● Exercise prompt:
Bring together all lines of the material below that contain the string "label".

● Records for the exercise:
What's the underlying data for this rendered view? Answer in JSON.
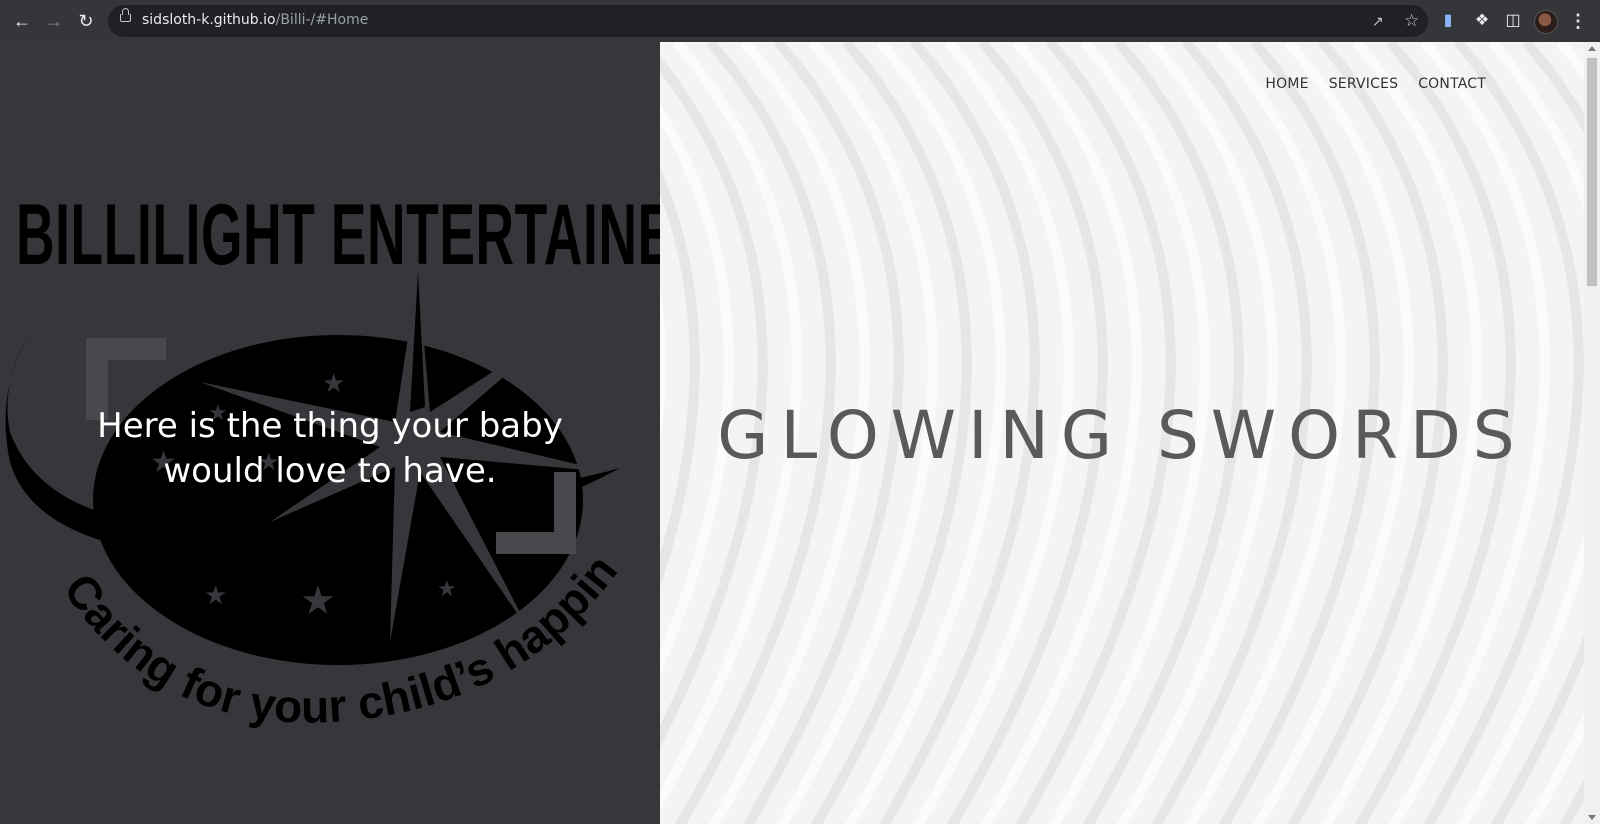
{
  "browser": {
    "url_host": "sidsloth-k.github.io",
    "url_path": "/Billi-/#Home",
    "icons": [
      "back-icon",
      "forward-icon",
      "reload-icon",
      "lock-icon",
      "share-icon",
      "bookmark-star-icon",
      "extension-doc-icon",
      "puzzle-icon",
      "side-panel-icon",
      "profile-avatar",
      "menu-dots-icon"
    ]
  },
  "left_panel": {
    "brand": "BILLILIGHT ENTERTAINERS",
    "logo_tagline": "Caring for your child’s happiness",
    "hero_text": "Here is the thing your baby would love to have."
  },
  "nav": {
    "items": [
      {
        "label": "HOME"
      },
      {
        "label": "SERVICES"
      },
      {
        "label": "CONTACT"
      }
    ]
  },
  "right_panel": {
    "hero_title": "GLOWING SWORDS"
  },
  "colors": {
    "left_bg": "#38353b",
    "right_bg": "#f4f4f4",
    "title_text": "#5a5a5a",
    "chrome_bg": "#35363a"
  }
}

● Answer below:
        "label": "HOME"
        "label": "SERVICES"
        "label": "CONTACT"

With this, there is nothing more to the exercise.